── DATA

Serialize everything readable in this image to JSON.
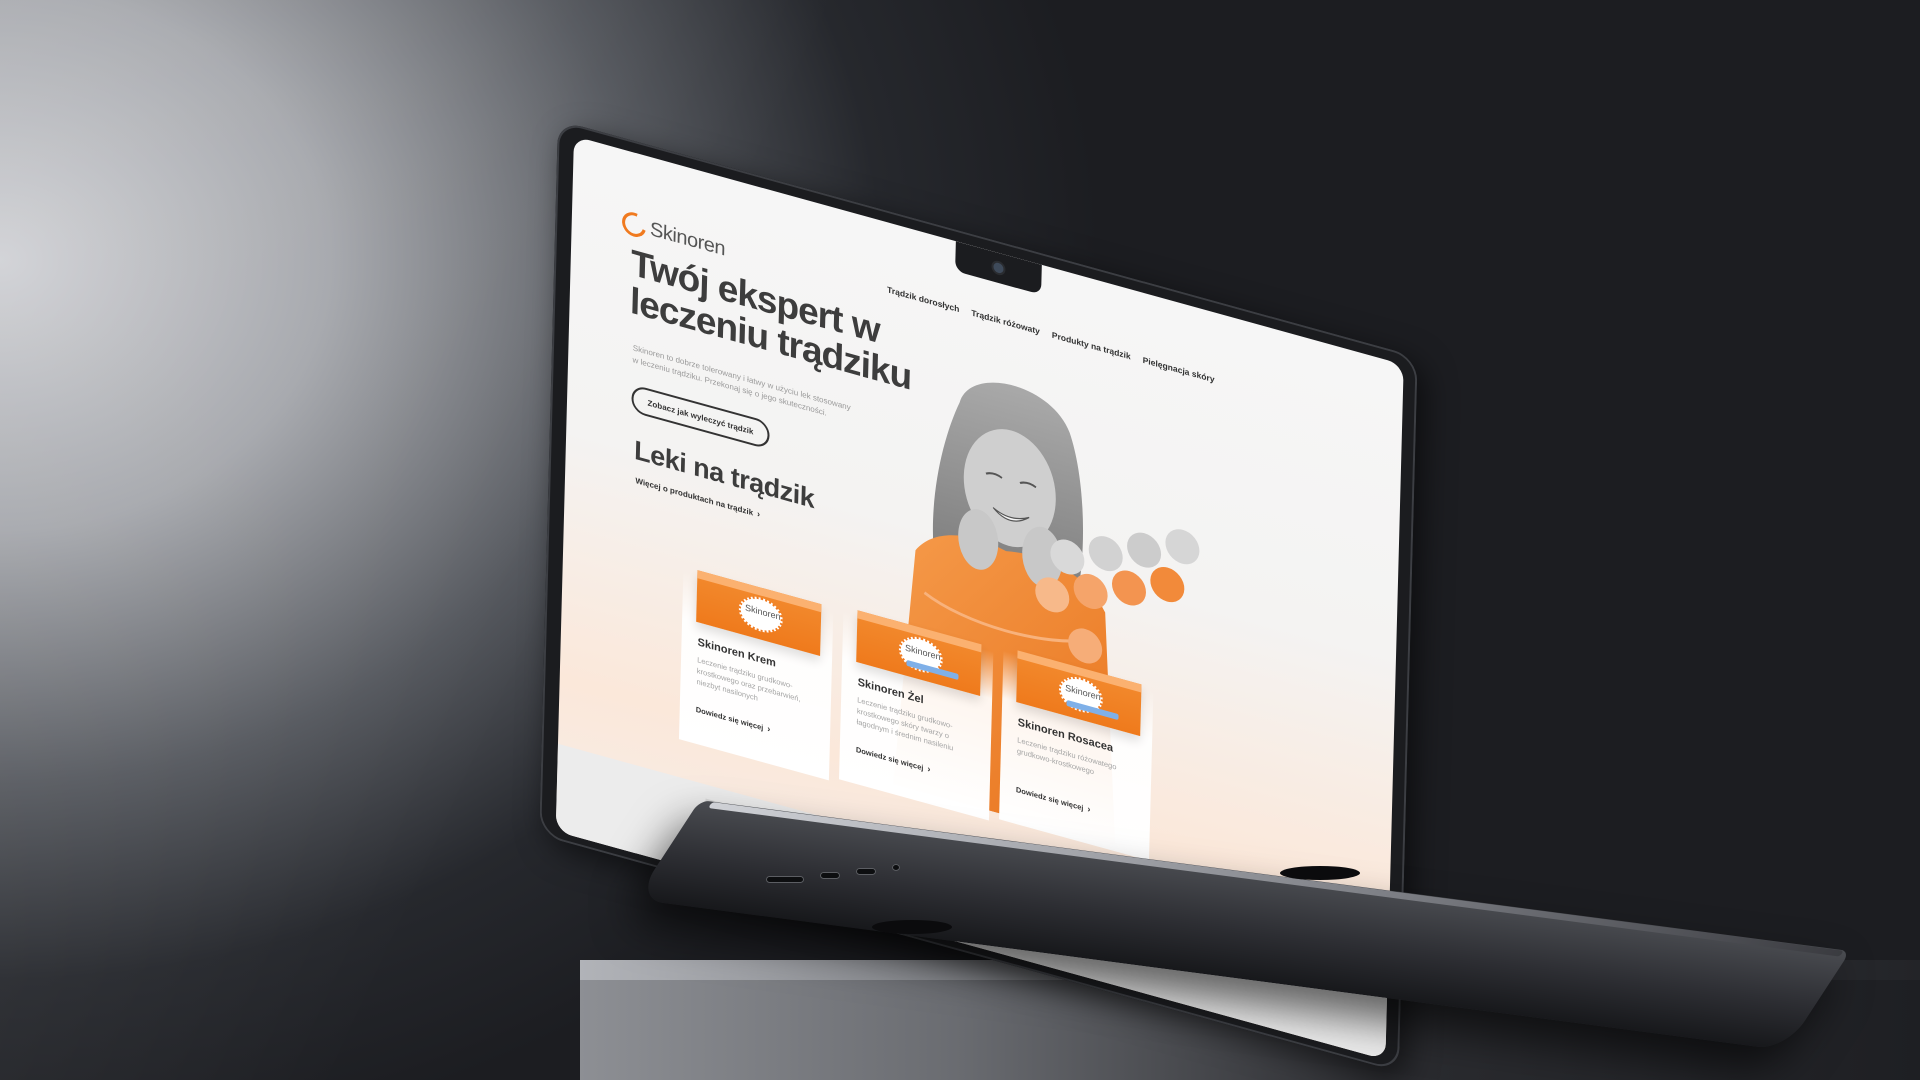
{
  "site": {
    "logo_text": "Skinoren",
    "nav": [
      "Trądzik dorosłych",
      "Trądzik różowaty",
      "Produkty na trądzik",
      "Pielęgnacja skóry"
    ],
    "hero": {
      "title": "Twój ekspert w leczeniu trądziku",
      "description": "Skinoren to dobrze tolerowany i łatwy w użyciu lek stosowany w leczeniu trądziku. Przekonaj się o jego skuteczności.",
      "cta_label": "Zobacz jak wyleczyć trądzik"
    },
    "products_section": {
      "title": "Leki na trądzik",
      "link_label": "Więcej o produktach na trądzik"
    },
    "products": [
      {
        "box_brand": "Skinoren",
        "name": "Skinoren Krem",
        "description": "Leczenie trądziku grudkowo-krostkowego oraz przebarwień, niezbyt nasilonych",
        "link_label": "Dowiedz się więcej"
      },
      {
        "box_brand": "Skinoren",
        "name": "Skinoren Żel",
        "description": "Leczenie trądziku grudkowo-krostkowego skóry twarzy o łagodnym i średnim nasileniu",
        "link_label": "Dowiedz się więcej"
      },
      {
        "box_brand": "Skinoren",
        "name": "Skinoren Rosacea",
        "description": "Leczenie trądziku różowatego grudkowo-krostkowego",
        "link_label": "Dowiedz się więcej"
      }
    ]
  },
  "colors": {
    "accent": "#f07a1f",
    "text_dark": "#3d3d3d",
    "text_muted": "#9a9a9a"
  },
  "icons": {
    "camera": "camera-icon",
    "chevron": "chevron-right-icon",
    "logo": "skinoren-logo-icon"
  }
}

────

» **SET EXERCISE**: Print all of the records shown above exactly, leaving out each picture.

» **EXPECTED ANSWER**:
Serialize everything readable in this image to JSON.
{
  "site": {
    "logo_text": "Skinoren",
    "nav": [
      "Trądzik dorosłych",
      "Trądzik różowaty",
      "Produkty na trądzik",
      "Pielęgnacja skóry"
    ],
    "hero": {
      "title": "Twój ekspert w leczeniu trądziku",
      "description": "Skinoren to dobrze tolerowany i łatwy w użyciu lek stosowany w leczeniu trądziku. Przekonaj się o jego skuteczności.",
      "cta_label": "Zobacz jak wyleczyć trądzik"
    },
    "products_section": {
      "title": "Leki na trądzik",
      "link_label": "Więcej o produktach na trądzik"
    },
    "products": [
      {
        "box_brand": "Skinoren",
        "name": "Skinoren Krem",
        "description": "Leczenie trądziku grudkowo-krostkowego oraz przebarwień, niezbyt nasilonych",
        "link_label": "Dowiedz się więcej"
      },
      {
        "box_brand": "Skinoren",
        "name": "Skinoren Żel",
        "description": "Leczenie trądziku grudkowo-krostkowego skóry twarzy o łagodnym i średnim nasileniu",
        "link_label": "Dowiedz się więcej"
      },
      {
        "box_brand": "Skinoren",
        "name": "Skinoren Rosacea",
        "description": "Leczenie trądziku różowatego grudkowo-krostkowego",
        "link_label": "Dowiedz się więcej"
      }
    ]
  },
  "colors": {
    "accent": "#f07a1f",
    "text_dark": "#3d3d3d",
    "text_muted": "#9a9a9a"
  },
  "icons": {
    "camera": "camera-icon",
    "chevron": "chevron-right-icon",
    "logo": "skinoren-logo-icon"
  }
}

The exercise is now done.